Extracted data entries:
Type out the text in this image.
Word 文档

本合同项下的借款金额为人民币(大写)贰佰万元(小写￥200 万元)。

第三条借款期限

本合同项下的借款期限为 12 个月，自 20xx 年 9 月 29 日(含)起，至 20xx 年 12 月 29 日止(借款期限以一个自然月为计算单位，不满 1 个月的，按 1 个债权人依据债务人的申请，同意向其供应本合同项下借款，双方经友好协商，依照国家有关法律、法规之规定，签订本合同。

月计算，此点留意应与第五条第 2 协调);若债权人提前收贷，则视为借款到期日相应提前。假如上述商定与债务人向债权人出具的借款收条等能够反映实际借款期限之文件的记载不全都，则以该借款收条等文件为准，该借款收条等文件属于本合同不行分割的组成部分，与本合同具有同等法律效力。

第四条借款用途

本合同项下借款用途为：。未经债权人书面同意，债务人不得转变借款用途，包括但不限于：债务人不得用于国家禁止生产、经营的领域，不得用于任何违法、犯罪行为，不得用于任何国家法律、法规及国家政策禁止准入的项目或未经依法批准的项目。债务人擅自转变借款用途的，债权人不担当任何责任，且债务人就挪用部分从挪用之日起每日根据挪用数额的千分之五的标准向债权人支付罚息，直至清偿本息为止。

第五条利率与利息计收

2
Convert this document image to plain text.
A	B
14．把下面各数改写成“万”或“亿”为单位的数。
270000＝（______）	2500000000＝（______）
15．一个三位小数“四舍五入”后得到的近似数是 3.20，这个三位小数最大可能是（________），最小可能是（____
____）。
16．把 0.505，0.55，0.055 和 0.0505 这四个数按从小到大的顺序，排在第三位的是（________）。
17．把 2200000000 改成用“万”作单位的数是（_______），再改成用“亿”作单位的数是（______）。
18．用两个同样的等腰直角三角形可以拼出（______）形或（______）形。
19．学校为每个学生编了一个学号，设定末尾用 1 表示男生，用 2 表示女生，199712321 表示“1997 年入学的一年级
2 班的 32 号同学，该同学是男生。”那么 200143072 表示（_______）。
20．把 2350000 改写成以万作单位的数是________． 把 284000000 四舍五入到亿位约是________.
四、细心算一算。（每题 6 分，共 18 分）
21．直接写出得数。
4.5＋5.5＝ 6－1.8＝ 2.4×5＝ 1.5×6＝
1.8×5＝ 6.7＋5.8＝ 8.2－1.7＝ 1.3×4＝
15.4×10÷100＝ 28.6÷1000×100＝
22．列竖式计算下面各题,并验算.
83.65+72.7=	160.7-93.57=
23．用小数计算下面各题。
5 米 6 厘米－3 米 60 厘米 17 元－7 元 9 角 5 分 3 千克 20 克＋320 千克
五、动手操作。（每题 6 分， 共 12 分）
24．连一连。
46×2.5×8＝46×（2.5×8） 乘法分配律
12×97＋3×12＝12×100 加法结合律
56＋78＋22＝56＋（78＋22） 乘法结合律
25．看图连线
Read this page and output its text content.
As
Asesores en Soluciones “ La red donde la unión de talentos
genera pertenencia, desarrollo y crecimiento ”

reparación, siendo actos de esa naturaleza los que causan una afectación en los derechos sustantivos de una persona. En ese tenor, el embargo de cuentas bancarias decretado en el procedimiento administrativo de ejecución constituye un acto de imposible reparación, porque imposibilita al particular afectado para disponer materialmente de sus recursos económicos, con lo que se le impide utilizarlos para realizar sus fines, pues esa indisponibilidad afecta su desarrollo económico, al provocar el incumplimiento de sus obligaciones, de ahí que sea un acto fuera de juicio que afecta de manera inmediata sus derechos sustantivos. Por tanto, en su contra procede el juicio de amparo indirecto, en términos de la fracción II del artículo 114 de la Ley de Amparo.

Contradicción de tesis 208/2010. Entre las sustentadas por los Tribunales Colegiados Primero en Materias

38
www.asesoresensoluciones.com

REQUIRED WORK —
In full and verbatim, repeat the records given above.

TASK RESULT —
Type out the text in this image.
Word 文档

本合同项下的借款金额为人民币(大写)贰佰万元(小写￥200 万元)。

第三条借款期限

本合同项下的借款期限为 12 个月，自 20xx 年 9 月 29 日(含)起，至 20xx 年 12 月 29 日止(借款期限以一个自然月为计算单位，不满 1 个月的，按 1 个债权人依据债务人的申请，同意向其供应本合同项下借款，双方经友好协商，依照国家有关法律、法规之规定，签订本合同。

月计算，此点留意应与第五条第 2 协调);若债权人提前收贷，则视为借款到期日相应提前。假如上述商定与债务人向债权人出具的借款收条等能够反映实际借款期限之文件的记载不全都，则以该借款收条等文件为准，该借款收条等文件属于本合同不行分割的组成部分，与本合同具有同等法律效力。

第四条借款用途

本合同项下借款用途为：。未经债权人书面同意，债务人不得转变借款用途，包括但不限于：债务人不得用于国家禁止生产、经营的领域，不得用于任何违法、犯罪行为，不得用于任何国家法律、法规及国家政策禁止准入的项目或未经依法批准的项目。债务人擅自转变借款用途的，债权人不担当任何责任，且债务人就挪用部分从挪用之日起每日根据挪用数额的千分之五的标准向债权人支付罚息，直至清偿本息为止。

第五条利率与利息计收

2
Convert this document image to plain text.
A	B
14．把下面各数改写成“万”或“亿”为单位的数。
270000＝（______）	2500000000＝（______）
15．一个三位小数“四舍五入”后得到的近似数是 3.20，这个三位小数最大可能是（________），最小可能是（____
____）。
16．把 0.505，0.55，0.055 和 0.0505 这四个数按从小到大的顺序，排在第三位的是（________）。
17．把 2200000000 改成用“万”作单位的数是（_______），再改成用“亿”作单位的数是（______）。
18．用两个同样的等腰直角三角形可以拼出（______）形或（______）形。
19．学校为每个学生编了一个学号，设定末尾用 1 表示男生，用 2 表示女生，199712321 表示“1997 年入学的一年级
2 班的 32 号同学，该同学是男生。”那么 200143072 表示（_______）。
20．把 2350000 改写成以万作单位的数是________． 把 284000000 四舍五入到亿位约是________.
四、细心算一算。（每题 6 分，共 18 分）
21．直接写出得数。
4.5＋5.5＝ 6－1.8＝ 2.4×5＝ 1.5×6＝
1.8×5＝ 6.7＋5.8＝ 8.2－1.7＝ 1.3×4＝
15.4×10÷100＝ 28.6÷1000×100＝
22．列竖式计算下面各题,并验算.
83.65+72.7=	160.7-93.57=
23．用小数计算下面各题。
5 米 6 厘米－3 米 60 厘米 17 元－7 元 9 角 5 分 3 千克 20 克＋320 千克
五、动手操作。（每题 6 分， 共 12 分）
24．连一连。
46×2.5×8＝46×（2.5×8） 乘法分配律
12×97＋3×12＝12×100 加法结合律
56＋78＋22＝56＋（78＋22） 乘法结合律
25．看图连线
Read this page and output its text content.
As
Asesores en Soluciones “ La red donde la unión de talentos
genera pertenencia, desarrollo y crecimiento ”

reparación, siendo actos de esa naturaleza los que causan una afectación en los derechos sustantivos de una persona. En ese tenor, el embargo de cuentas bancarias decretado en el procedimiento administrativo de ejecución constituye un acto de imposible reparación, porque imposibilita al particular afectado para disponer materialmente de sus recursos económicos, con lo que se le impide utilizarlos para realizar sus fines, pues esa indisponibilidad afecta su desarrollo económico, al provocar el incumplimiento de sus obligaciones, de ahí que sea un acto fuera de juicio que afecta de manera inmediata sus derechos sustantivos. Por tanto, en su contra procede el juicio de amparo indirecto, en términos de la fracción II del artículo 114 de la Ley de Amparo.

Contradicción de tesis 208/2010. Entre las sustentadas por los Tribunales Colegiados Primero en Materias

38
www.asesoresensoluciones.com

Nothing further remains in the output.